» **Problem to solve**: Could you transcribe every record below exactly as written, leaving out any pictures?

» **Data**:
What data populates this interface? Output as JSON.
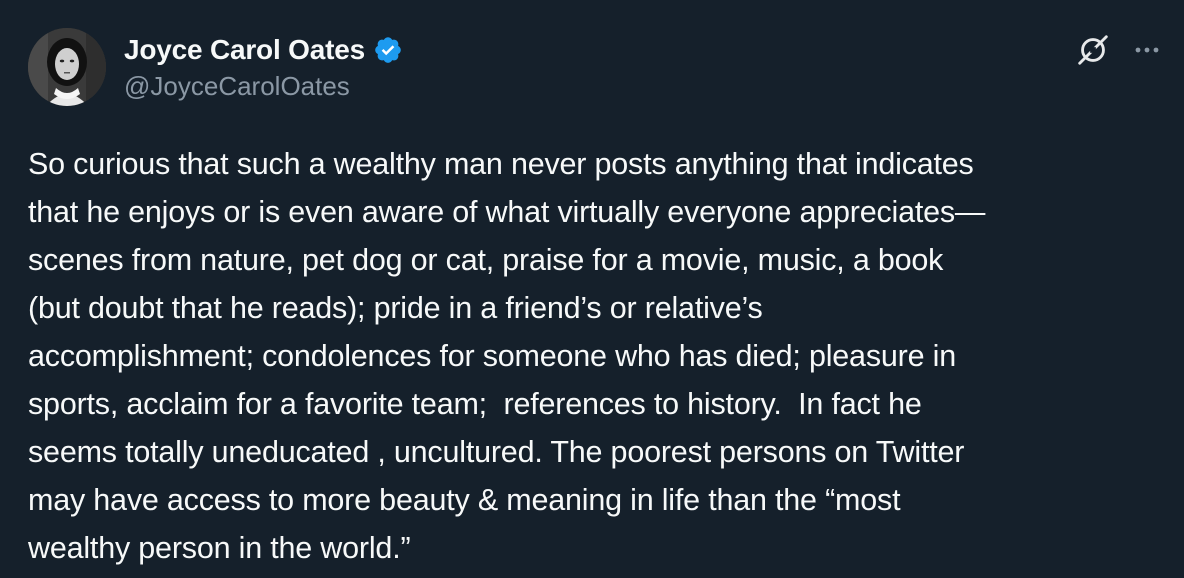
{
  "author": {
    "display_name": "Joyce Carol Oates",
    "handle": "@JoyceCarolOates",
    "verified": true,
    "avatar_icon": "profile-photo"
  },
  "header_actions": {
    "grok_icon": "grok-icon",
    "more_icon": "more-options-icon"
  },
  "colors": {
    "background": "#15202b",
    "text_primary": "#f7f9f9",
    "text_secondary": "#8b98a5",
    "verified_badge": "#1d9bf0"
  },
  "tweet": {
    "text": "So curious that such a wealthy man never posts anything that indicates\nthat he enjoys or is even aware of what virtually everyone appreciates—\nscenes from nature, pet dog or cat, praise for a movie, music, a book\n(but doubt that he reads); pride in a friend’s or relative’s\naccomplishment; condolences for someone who has died; pleasure in\nsports, acclaim for a favorite team;  references to history.  In fact he\nseems totally uneducated , uncultured. The poorest persons on Twitter\nmay have access to more beauty & meaning in life than the “most\nwealthy person in the world.”"
  }
}
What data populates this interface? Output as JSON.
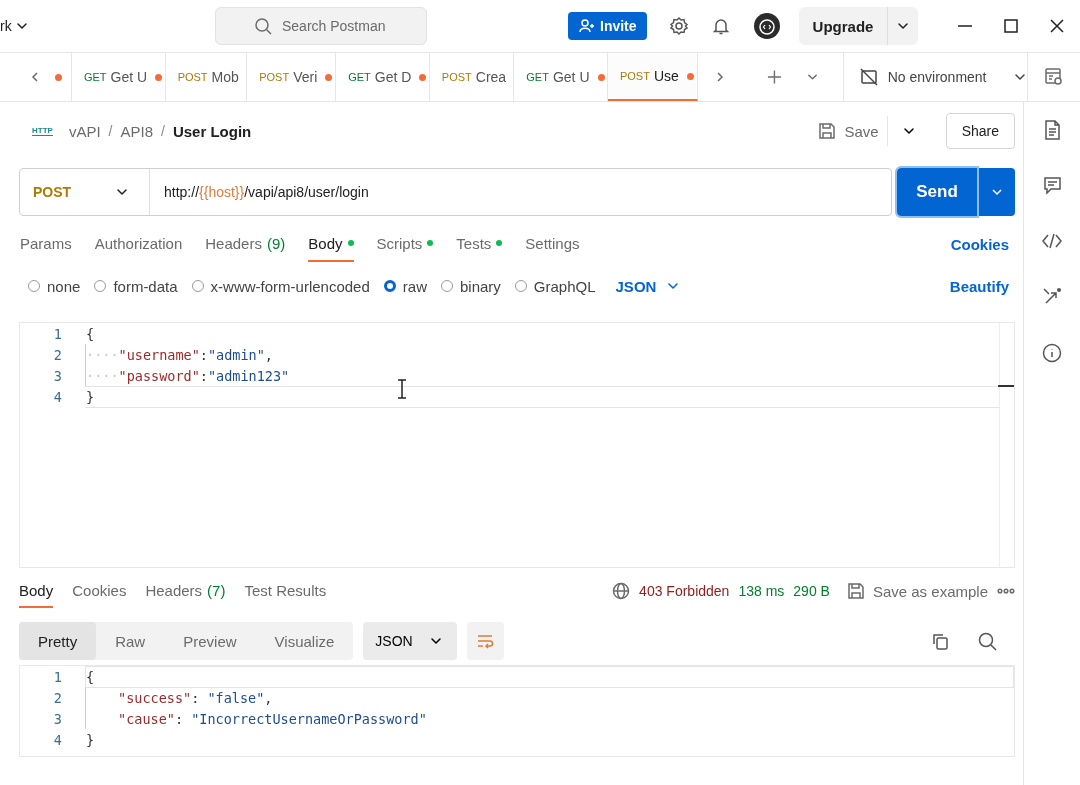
{
  "titlebar": {
    "workspace": "rk",
    "search_placeholder": "Search Postman",
    "invite": "Invite",
    "upgrade": "Upgrade"
  },
  "tabs": {
    "partial_unsaved": true,
    "items": [
      {
        "method": "GET",
        "name": "Get U",
        "unsaved": true,
        "selected": false
      },
      {
        "method": "POST",
        "name": "Mob",
        "unsaved": false,
        "selected": false
      },
      {
        "method": "POST",
        "name": "Veri",
        "unsaved": true,
        "selected": false
      },
      {
        "method": "GET",
        "name": "Get D",
        "unsaved": true,
        "selected": false
      },
      {
        "method": "POST",
        "name": "Crea",
        "unsaved": false,
        "selected": false
      },
      {
        "method": "GET",
        "name": "Get U",
        "unsaved": true,
        "selected": false
      },
      {
        "method": "POST",
        "name": "Use",
        "unsaved": true,
        "selected": true
      }
    ],
    "environment": "No environment"
  },
  "request": {
    "protocol": "HTTP",
    "breadcrumb": [
      {
        "text": "vAPI",
        "kind": "link"
      },
      {
        "text": "/",
        "kind": "separator"
      },
      {
        "text": "API8",
        "kind": "link"
      },
      {
        "text": "/",
        "kind": "separator"
      }
    ],
    "title": "User Login",
    "save": "Save",
    "share": "Share",
    "method": "POST",
    "url": [
      {
        "text": "http://",
        "kind": "text"
      },
      {
        "text": "{{host}}",
        "kind": "variable"
      },
      {
        "text": "/vapi/api8/user/login",
        "kind": "text"
      }
    ],
    "send": "Send",
    "tabs": [
      {
        "label": "Params",
        "selected": false,
        "dot": false
      },
      {
        "label": "Authorization",
        "selected": false,
        "dot": false
      },
      {
        "label": "Headers",
        "count": "(9)",
        "selected": false,
        "dot": false
      },
      {
        "label": "Body",
        "selected": true,
        "dot": true
      },
      {
        "label": "Scripts",
        "selected": false,
        "dot": true
      },
      {
        "label": "Tests",
        "selected": false,
        "dot": true
      },
      {
        "label": "Settings",
        "selected": false,
        "dot": false
      }
    ],
    "cookies": "Cookies",
    "body_types": [
      {
        "label": "none",
        "selected": false
      },
      {
        "label": "form-data",
        "selected": false
      },
      {
        "label": "x-www-form-urlencoded",
        "selected": false
      },
      {
        "label": "raw",
        "selected": true
      },
      {
        "label": "binary",
        "selected": false
      },
      {
        "label": "GraphQL",
        "selected": false
      }
    ],
    "format": "JSON",
    "beautify": "Beautify",
    "lines": [
      {
        "number": "1",
        "indented": false,
        "tokens": [
          {
            "text": "{",
            "kind": "punct"
          }
        ]
      },
      {
        "number": "2",
        "indented": true,
        "tokens": [
          {
            "text": "····",
            "kind": "whitespace"
          },
          {
            "text": "\"username\"",
            "kind": "key"
          },
          {
            "text": ":",
            "kind": "punct"
          },
          {
            "text": "\"admin\"",
            "kind": "string"
          },
          {
            "text": ",",
            "kind": "punct"
          }
        ]
      },
      {
        "number": "3",
        "indented": true,
        "tokens": [
          {
            "text": "····",
            "kind": "whitespace"
          },
          {
            "text": "\"password\"",
            "kind": "key"
          },
          {
            "text": ":",
            "kind": "punct"
          },
          {
            "text": "\"admin123\"",
            "kind": "string"
          }
        ]
      },
      {
        "number": "4",
        "indented": false,
        "tokens": [
          {
            "text": "}",
            "kind": "punct"
          }
        ]
      }
    ]
  },
  "response": {
    "tabs": [
      {
        "label": "Body",
        "selected": true
      },
      {
        "label": "Cookies",
        "selected": false
      },
      {
        "label": "Headers",
        "count": "(7)",
        "selected": false
      },
      {
        "label": "Test Results",
        "selected": false
      }
    ],
    "status": "403 Forbidden",
    "time": "138 ms",
    "size": "290 B",
    "save_example": "Save as example",
    "views": [
      {
        "label": "Pretty",
        "selected": true
      },
      {
        "label": "Raw",
        "selected": false
      },
      {
        "label": "Preview",
        "selected": false
      },
      {
        "label": "Visualize",
        "selected": false
      }
    ],
    "format": "JSON",
    "lines": [
      {
        "number": "1",
        "indented": false,
        "tokens": [
          {
            "text": "{",
            "kind": "punct"
          }
        ]
      },
      {
        "number": "2",
        "indented": true,
        "tokens": [
          {
            "text": "\"success\"",
            "kind": "key"
          },
          {
            "text": ": ",
            "kind": "punct"
          },
          {
            "text": "\"false\"",
            "kind": "string"
          },
          {
            "text": ",",
            "kind": "punct"
          }
        ]
      },
      {
        "number": "3",
        "indented": true,
        "tokens": [
          {
            "text": "\"cause\"",
            "kind": "key"
          },
          {
            "text": ": ",
            "kind": "punct"
          },
          {
            "text": "\"IncorrectUsernameOrPassword\"",
            "kind": "string"
          }
        ]
      },
      {
        "number": "4",
        "indented": false,
        "tokens": [
          {
            "text": "}",
            "kind": "punct"
          }
        ]
      }
    ]
  }
}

» **Exercise response**:
What data populates this interface? Output as JSON.
{
  "author": {
    "display_name": "Joyce Carol Oates",
    "handle": "@JoyceCarolOates",
    "verified": true,
    "avatar_icon": "profile-photo"
  },
  "header_actions": {
    "grok_icon": "grok-icon",
    "more_icon": "more-options-icon"
  },
  "colors": {
    "background": "#15202b",
    "text_primary": "#f7f9f9",
    "text_secondary": "#8b98a5",
    "verified_badge": "#1d9bf0"
  },
  "tweet": {
    "text": "So curious that such a wealthy man never posts anything that indicates\nthat he enjoys or is even aware of what virtually everyone appreciates—\nscenes from nature, pet dog or cat, praise for a movie, music, a book\n(but doubt that he reads); pride in a friend’s or relative’s\naccomplishment; condolences for someone who has died; pleasure in\nsports, acclaim for a favorite team;  references to history.  In fact he\nseems totally uneducated , uncultured. The poorest persons on Twitter\nmay have access to more beauty & meaning in life than the “most\nwealthy person in the world.”"
  }
}
What data populates this interface? Output as JSON.
{
  "titlebar": {
    "workspace": "rk",
    "search_placeholder": "Search Postman",
    "invite": "Invite",
    "upgrade": "Upgrade"
  },
  "tabs": {
    "partial_unsaved": true,
    "items": [
      {
        "method": "GET",
        "name": "Get U",
        "unsaved": true,
        "selected": false
      },
      {
        "method": "POST",
        "name": "Mob",
        "unsaved": false,
        "selected": false
      },
      {
        "method": "POST",
        "name": "Veri",
        "unsaved": true,
        "selected": false
      },
      {
        "method": "GET",
        "name": "Get D",
        "unsaved": true,
        "selected": false
      },
      {
        "method": "POST",
        "name": "Crea",
        "unsaved": false,
        "selected": false
      },
      {
        "method": "GET",
        "name": "Get U",
        "unsaved": true,
        "selected": false
      },
      {
        "method": "POST",
        "name": "Use",
        "unsaved": true,
        "selected": true
      }
    ],
    "environment": "No environment"
  },
  "request": {
    "protocol": "HTTP",
    "breadcrumb": [
      {
        "text": "vAPI",
        "kind": "link"
      },
      {
        "text": "/",
        "kind": "separator"
      },
      {
        "text": "API8",
        "kind": "link"
      },
      {
        "text": "/",
        "kind": "separator"
      }
    ],
    "title": "User Login",
    "save": "Save",
    "share": "Share",
    "method": "POST",
    "url": [
      {
        "text": "http://",
        "kind": "text"
      },
      {
        "text": "{{host}}",
        "kind": "variable"
      },
      {
        "text": "/vapi/api8/user/login",
        "kind": "text"
      }
    ],
    "send": "Send",
    "tabs": [
      {
        "label": "Params",
        "selected": false,
        "dot": false
      },
      {
        "label": "Authorization",
        "selected": false,
        "dot": false
      },
      {
        "label": "Headers",
        "count": "(9)",
        "selected": false,
        "dot": false
      },
      {
        "label": "Body",
        "selected": true,
        "dot": true
      },
      {
        "label": "Scripts",
        "selected": false,
        "dot": true
      },
      {
        "label": "Tests",
        "selected": false,
        "dot": true
      },
      {
        "label": "Settings",
        "selected": false,
        "dot": false
      }
    ],
    "cookies": "Cookies",
    "body_types": [
      {
        "label": "none",
        "selected": false
      },
      {
        "label": "form-data",
        "selected": false
      },
      {
        "label": "x-www-form-urlencoded",
        "selected": false
      },
      {
        "label": "raw",
        "selected": true
      },
      {
        "label": "binary",
        "selected": false
      },
      {
        "label": "GraphQL",
        "selected": false
      }
    ],
    "format": "JSON",
    "beautify": "Beautify",
    "lines": [
      {
        "number": "1",
        "indented": false,
        "tokens": [
          {
            "text": "{",
            "kind": "punct"
          }
        ]
      },
      {
        "number": "2",
        "indented": true,
        "tokens": [
          {
            "text": "····",
            "kind": "whitespace"
          },
          {
            "text": "\"username\"",
            "kind": "key"
          },
          {
            "text": ":",
            "kind": "punct"
          },
          {
            "text": "\"admin\"",
            "kind": "string"
          },
          {
            "text": ",",
            "kind": "punct"
          }
        ]
      },
      {
        "number": "3",
        "indented": true,
        "tokens": [
          {
            "text": "····",
            "kind": "whitespace"
          },
          {
            "text": "\"password\"",
            "kind": "key"
          },
          {
            "text": ":",
            "kind": "punct"
          },
          {
            "text": "\"admin123\"",
            "kind": "string"
          }
        ]
      },
      {
        "number": "4",
        "indented": false,
        "tokens": [
          {
            "text": "}",
            "kind": "punct"
          }
        ]
      }
    ]
  },
  "response": {
    "tabs": [
      {
        "label": "Body",
        "selected": true
      },
      {
        "label": "Cookies",
        "selected": false
      },
      {
        "label": "Headers",
        "count": "(7)",
        "selected": false
      },
      {
        "label": "Test Results",
        "selected": false
      }
    ],
    "status": "403 Forbidden",
    "time": "138 ms",
    "size": "290 B",
    "save_example": "Save as example",
    "views": [
      {
        "label": "Pretty",
        "selected": true
      },
      {
        "label": "Raw",
        "selected": false
      },
      {
        "label": "Preview",
        "selected": false
      },
      {
        "label": "Visualize",
        "selected": false
      }
    ],
    "format": "JSON",
    "lines": [
      {
        "number": "1",
        "indented": false,
        "tokens": [
          {
            "text": "{",
            "kind": "punct"
          }
        ]
      },
      {
        "number": "2",
        "indented": true,
        "tokens": [
          {
            "text": "\"success\"",
            "kind": "key"
          },
          {
            "text": ": ",
            "kind": "punct"
          },
          {
            "text": "\"false\"",
            "kind": "string"
          },
          {
            "text": ",",
            "kind": "punct"
          }
        ]
      },
      {
        "number": "3",
        "indented": true,
        "tokens": [
          {
            "text": "\"cause\"",
            "kind": "key"
          },
          {
            "text": ": ",
            "kind": "punct"
          },
          {
            "text": "\"IncorrectUsernameOrPassword\"",
            "kind": "string"
          }
        ]
      },
      {
        "number": "4",
        "indented": false,
        "tokens": [
          {
            "text": "}",
            "kind": "punct"
          }
        ]
      }
    ]
  }
}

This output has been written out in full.